#### [Data provided]
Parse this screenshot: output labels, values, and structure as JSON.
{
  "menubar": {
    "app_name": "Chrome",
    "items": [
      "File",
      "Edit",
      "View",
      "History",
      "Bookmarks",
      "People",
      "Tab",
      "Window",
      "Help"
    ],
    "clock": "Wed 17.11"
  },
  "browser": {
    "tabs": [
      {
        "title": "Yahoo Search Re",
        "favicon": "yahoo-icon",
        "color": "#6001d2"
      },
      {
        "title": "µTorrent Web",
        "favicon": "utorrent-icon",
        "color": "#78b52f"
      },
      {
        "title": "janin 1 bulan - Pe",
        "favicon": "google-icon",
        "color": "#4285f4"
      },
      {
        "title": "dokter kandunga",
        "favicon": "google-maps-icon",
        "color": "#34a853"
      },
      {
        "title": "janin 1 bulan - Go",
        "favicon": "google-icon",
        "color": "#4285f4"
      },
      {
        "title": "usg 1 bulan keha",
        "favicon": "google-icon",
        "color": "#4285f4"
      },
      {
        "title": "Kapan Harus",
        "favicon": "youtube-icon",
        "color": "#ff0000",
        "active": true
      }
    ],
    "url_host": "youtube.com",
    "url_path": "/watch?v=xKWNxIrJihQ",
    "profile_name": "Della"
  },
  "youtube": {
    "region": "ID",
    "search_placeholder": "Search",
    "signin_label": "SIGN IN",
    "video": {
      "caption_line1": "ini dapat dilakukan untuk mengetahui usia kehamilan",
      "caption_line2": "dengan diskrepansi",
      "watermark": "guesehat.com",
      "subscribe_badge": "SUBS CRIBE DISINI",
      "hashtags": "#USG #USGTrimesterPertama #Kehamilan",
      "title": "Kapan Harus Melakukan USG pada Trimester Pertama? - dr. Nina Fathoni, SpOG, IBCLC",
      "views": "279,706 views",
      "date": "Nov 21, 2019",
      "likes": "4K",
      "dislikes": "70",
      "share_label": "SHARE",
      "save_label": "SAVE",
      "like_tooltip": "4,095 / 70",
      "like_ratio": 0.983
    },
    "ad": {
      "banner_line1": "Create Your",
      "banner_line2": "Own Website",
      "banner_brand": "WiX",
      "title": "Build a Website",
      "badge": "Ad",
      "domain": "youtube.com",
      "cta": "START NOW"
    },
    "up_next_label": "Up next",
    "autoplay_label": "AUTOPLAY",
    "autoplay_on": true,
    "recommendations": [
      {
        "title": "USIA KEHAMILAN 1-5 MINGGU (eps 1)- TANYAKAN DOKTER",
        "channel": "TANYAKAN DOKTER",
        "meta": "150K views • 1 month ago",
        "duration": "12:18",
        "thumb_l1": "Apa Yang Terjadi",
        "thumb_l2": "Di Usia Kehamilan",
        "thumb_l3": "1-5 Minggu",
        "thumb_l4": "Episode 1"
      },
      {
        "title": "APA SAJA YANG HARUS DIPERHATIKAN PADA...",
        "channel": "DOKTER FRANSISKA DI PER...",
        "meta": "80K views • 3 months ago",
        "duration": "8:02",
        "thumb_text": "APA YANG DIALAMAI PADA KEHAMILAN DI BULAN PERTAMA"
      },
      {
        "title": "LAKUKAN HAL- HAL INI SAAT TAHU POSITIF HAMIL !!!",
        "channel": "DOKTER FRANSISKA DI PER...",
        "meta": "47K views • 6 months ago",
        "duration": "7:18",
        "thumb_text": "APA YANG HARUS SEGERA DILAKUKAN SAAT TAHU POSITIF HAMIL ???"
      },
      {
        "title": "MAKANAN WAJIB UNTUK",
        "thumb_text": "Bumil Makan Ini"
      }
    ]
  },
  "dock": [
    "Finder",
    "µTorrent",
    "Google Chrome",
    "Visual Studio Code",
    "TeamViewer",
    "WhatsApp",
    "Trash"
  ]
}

#### [Exercise task]
Output the complete data exactly as written.

#### [Complete answer]
Parse this screenshot: output labels, values, and structure as JSON.
{
  "menubar": {
    "app_name": "Chrome",
    "items": [
      "File",
      "Edit",
      "View",
      "History",
      "Bookmarks",
      "People",
      "Tab",
      "Window",
      "Help"
    ],
    "clock": "Wed 17.11"
  },
  "browser": {
    "tabs": [
      {
        "title": "Yahoo Search Re",
        "favicon": "yahoo-icon",
        "color": "#6001d2"
      },
      {
        "title": "µTorrent Web",
        "favicon": "utorrent-icon",
        "color": "#78b52f"
      },
      {
        "title": "janin 1 bulan - Pe",
        "favicon": "google-icon",
        "color": "#4285f4"
      },
      {
        "title": "dokter kandunga",
        "favicon": "google-maps-icon",
        "color": "#34a853"
      },
      {
        "title": "janin 1 bulan - Go",
        "favicon": "google-icon",
        "color": "#4285f4"
      },
      {
        "title": "usg 1 bulan keha",
        "favicon": "google-icon",
        "color": "#4285f4"
      },
      {
        "title": "Kapan Harus",
        "favicon": "youtube-icon",
        "color": "#ff0000",
        "active": true
      }
    ],
    "url_host": "youtube.com",
    "url_path": "/watch?v=xKWNxIrJihQ",
    "profile_name": "Della"
  },
  "youtube": {
    "region": "ID",
    "search_placeholder": "Search",
    "signin_label": "SIGN IN",
    "video": {
      "caption_line1": "ini dapat dilakukan untuk mengetahui usia kehamilan",
      "caption_line2": "dengan diskrepansi",
      "watermark": "guesehat.com",
      "subscribe_badge": "SUBS CRIBE DISINI",
      "hashtags": "#USG #USGTrimesterPertama #Kehamilan",
      "title": "Kapan Harus Melakukan USG pada Trimester Pertama? - dr. Nina Fathoni, SpOG, IBCLC",
      "views": "279,706 views",
      "date": "Nov 21, 2019",
      "likes": "4K",
      "dislikes": "70",
      "share_label": "SHARE",
      "save_label": "SAVE",
      "like_tooltip": "4,095 / 70",
      "like_ratio": 0.983
    },
    "ad": {
      "banner_line1": "Create Your",
      "banner_line2": "Own Website",
      "banner_brand": "WiX",
      "title": "Build a Website",
      "badge": "Ad",
      "domain": "youtube.com",
      "cta": "START NOW"
    },
    "up_next_label": "Up next",
    "autoplay_label": "AUTOPLAY",
    "autoplay_on": true,
    "recommendations": [
      {
        "title": "USIA KEHAMILAN 1-5 MINGGU (eps 1)- TANYAKAN DOKTER",
        "channel": "TANYAKAN DOKTER",
        "meta": "150K views • 1 month ago",
        "duration": "12:18",
        "thumb_l1": "Apa Yang Terjadi",
        "thumb_l2": "Di Usia Kehamilan",
        "thumb_l3": "1-5 Minggu",
        "thumb_l4": "Episode 1"
      },
      {
        "title": "APA SAJA YANG HARUS DIPERHATIKAN PADA...",
        "channel": "DOKTER FRANSISKA DI PER...",
        "meta": "80K views • 3 months ago",
        "duration": "8:02",
        "thumb_text": "APA YANG DIALAMAI PADA KEHAMILAN DI BULAN PERTAMA"
      },
      {
        "title": "LAKUKAN HAL- HAL INI SAAT TAHU POSITIF HAMIL !!!",
        "channel": "DOKTER FRANSISKA DI PER...",
        "meta": "47K views • 6 months ago",
        "duration": "7:18",
        "thumb_text": "APA YANG HARUS SEGERA DILAKUKAN SAAT TAHU POSITIF HAMIL ???"
      },
      {
        "title": "MAKANAN WAJIB UNTUK",
        "thumb_text": "Bumil Makan Ini"
      }
    ]
  },
  "dock": [
    "Finder",
    "µTorrent",
    "Google Chrome",
    "Visual Studio Code",
    "TeamViewer",
    "WhatsApp",
    "Trash"
  ]
}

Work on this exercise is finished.